▸ GIVEN PROBLEM:
Write out the material again word for word, dropping any images it holds.

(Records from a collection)
╭──
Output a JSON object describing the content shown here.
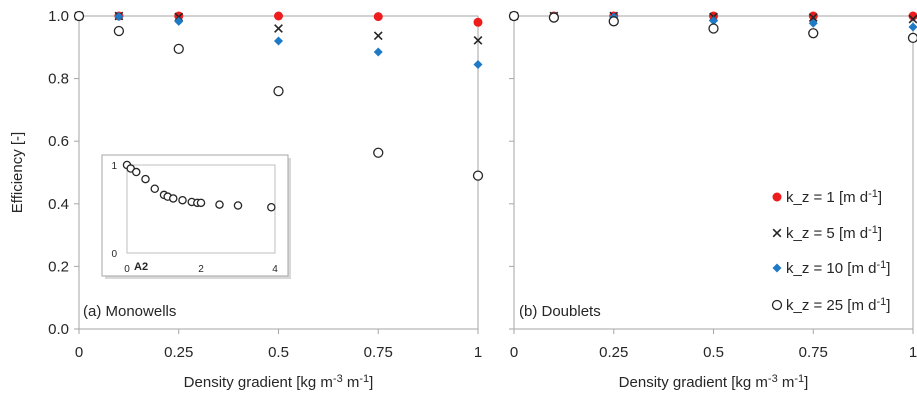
{
  "chart_data": [
    {
      "type": "scatter",
      "panel_label": "(a) Monowells",
      "ylabel": "Efficiency [-]",
      "xlabel": "Density gradient [kg m-3 m-1]",
      "xlim": [
        0,
        1
      ],
      "ylim": [
        0,
        1
      ],
      "x_ticks": [
        "0",
        "0.25",
        "0.5",
        "0.75",
        "1"
      ],
      "y_ticks": [
        "0.0",
        "0.2",
        "0.4",
        "0.6",
        "0.8",
        "1.0"
      ],
      "x": [
        0,
        0.1,
        0.25,
        0.5,
        0.75,
        1
      ],
      "series": [
        {
          "marker": "filled-circle",
          "color": "#ee1c1c",
          "values": [
            1.0,
            1.0,
            1.0,
            1.0,
            0.998,
            0.98
          ]
        },
        {
          "marker": "cross",
          "color": "#262626",
          "values": [
            1.0,
            1.0,
            0.997,
            0.96,
            0.937,
            0.922
          ]
        },
        {
          "marker": "diamond",
          "color": "#1f7ac6",
          "values": [
            1.0,
            0.998,
            0.983,
            0.92,
            0.885,
            0.845
          ]
        },
        {
          "marker": "open-circle",
          "color": "#262626",
          "values": [
            1.0,
            0.952,
            0.895,
            0.76,
            0.563,
            0.49
          ]
        }
      ],
      "inset": {
        "tag": "A2",
        "x_ticks": [
          "0",
          "2",
          "4"
        ],
        "y_ticks": [
          "0",
          "1"
        ],
        "xlim": [
          0,
          4
        ],
        "ylim": [
          0,
          1
        ],
        "x": [
          0,
          0.1,
          0.25,
          0.5,
          0.75,
          1,
          1.1,
          1.25,
          1.5,
          1.75,
          1.9,
          2.0,
          2.5,
          3.0,
          3.9
        ],
        "values": [
          1.0,
          0.96,
          0.92,
          0.84,
          0.73,
          0.66,
          0.64,
          0.62,
          0.6,
          0.58,
          0.57,
          0.57,
          0.55,
          0.54,
          0.52
        ]
      }
    },
    {
      "type": "scatter",
      "panel_label": "(b) Doublets",
      "xlabel": "Density gradient [kg m-3 m-1]",
      "xlim": [
        0,
        1
      ],
      "ylim": [
        0,
        1
      ],
      "x_ticks": [
        "0",
        "0.25",
        "0.5",
        "0.75",
        "1"
      ],
      "x": [
        0,
        0.1,
        0.25,
        0.5,
        0.75,
        1
      ],
      "series": [
        {
          "name": "k_z = 1 [m d-1]",
          "marker": "filled-circle",
          "color": "#ee1c1c",
          "values": [
            1.0,
            1.0,
            1.0,
            1.0,
            1.0,
            1.0
          ]
        },
        {
          "name": "k_z = 5 [m d-1]",
          "marker": "cross",
          "color": "#262626",
          "values": [
            1.0,
            1.0,
            1.0,
            0.997,
            0.995,
            0.99
          ]
        },
        {
          "name": "k_z = 10 [m d-1]",
          "marker": "diamond",
          "color": "#1f7ac6",
          "values": [
            1.0,
            1.0,
            0.997,
            0.985,
            0.977,
            0.965
          ]
        },
        {
          "name": "k_z = 25 [m d-1]",
          "marker": "open-circle",
          "color": "#262626",
          "values": [
            1.0,
            0.995,
            0.983,
            0.96,
            0.945,
            0.93
          ]
        }
      ],
      "legend": {
        "position": "right"
      }
    }
  ]
}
╰──
▸ COMPLETED EXERCISE:
Output a JSON object describing the content shown here.
{
  "chart_data": [
    {
      "type": "scatter",
      "panel_label": "(a) Monowells",
      "ylabel": "Efficiency [-]",
      "xlabel": "Density gradient [kg m-3 m-1]",
      "xlim": [
        0,
        1
      ],
      "ylim": [
        0,
        1
      ],
      "x_ticks": [
        "0",
        "0.25",
        "0.5",
        "0.75",
        "1"
      ],
      "y_ticks": [
        "0.0",
        "0.2",
        "0.4",
        "0.6",
        "0.8",
        "1.0"
      ],
      "x": [
        0,
        0.1,
        0.25,
        0.5,
        0.75,
        1
      ],
      "series": [
        {
          "marker": "filled-circle",
          "color": "#ee1c1c",
          "values": [
            1.0,
            1.0,
            1.0,
            1.0,
            0.998,
            0.98
          ]
        },
        {
          "marker": "cross",
          "color": "#262626",
          "values": [
            1.0,
            1.0,
            0.997,
            0.96,
            0.937,
            0.922
          ]
        },
        {
          "marker": "diamond",
          "color": "#1f7ac6",
          "values": [
            1.0,
            0.998,
            0.983,
            0.92,
            0.885,
            0.845
          ]
        },
        {
          "marker": "open-circle",
          "color": "#262626",
          "values": [
            1.0,
            0.952,
            0.895,
            0.76,
            0.563,
            0.49
          ]
        }
      ],
      "inset": {
        "tag": "A2",
        "x_ticks": [
          "0",
          "2",
          "4"
        ],
        "y_ticks": [
          "0",
          "1"
        ],
        "xlim": [
          0,
          4
        ],
        "ylim": [
          0,
          1
        ],
        "x": [
          0,
          0.1,
          0.25,
          0.5,
          0.75,
          1,
          1.1,
          1.25,
          1.5,
          1.75,
          1.9,
          2.0,
          2.5,
          3.0,
          3.9
        ],
        "values": [
          1.0,
          0.96,
          0.92,
          0.84,
          0.73,
          0.66,
          0.64,
          0.62,
          0.6,
          0.58,
          0.57,
          0.57,
          0.55,
          0.54,
          0.52
        ]
      }
    },
    {
      "type": "scatter",
      "panel_label": "(b) Doublets",
      "xlabel": "Density gradient [kg m-3 m-1]",
      "xlim": [
        0,
        1
      ],
      "ylim": [
        0,
        1
      ],
      "x_ticks": [
        "0",
        "0.25",
        "0.5",
        "0.75",
        "1"
      ],
      "x": [
        0,
        0.1,
        0.25,
        0.5,
        0.75,
        1
      ],
      "series": [
        {
          "name": "k_z = 1 [m d-1]",
          "marker": "filled-circle",
          "color": "#ee1c1c",
          "values": [
            1.0,
            1.0,
            1.0,
            1.0,
            1.0,
            1.0
          ]
        },
        {
          "name": "k_z = 5 [m d-1]",
          "marker": "cross",
          "color": "#262626",
          "values": [
            1.0,
            1.0,
            1.0,
            0.997,
            0.995,
            0.99
          ]
        },
        {
          "name": "k_z = 10 [m d-1]",
          "marker": "diamond",
          "color": "#1f7ac6",
          "values": [
            1.0,
            1.0,
            0.997,
            0.985,
            0.977,
            0.965
          ]
        },
        {
          "name": "k_z = 25 [m d-1]",
          "marker": "open-circle",
          "color": "#262626",
          "values": [
            1.0,
            0.995,
            0.983,
            0.96,
            0.945,
            0.93
          ]
        }
      ],
      "legend": {
        "position": "right"
      }
    }
  ]
}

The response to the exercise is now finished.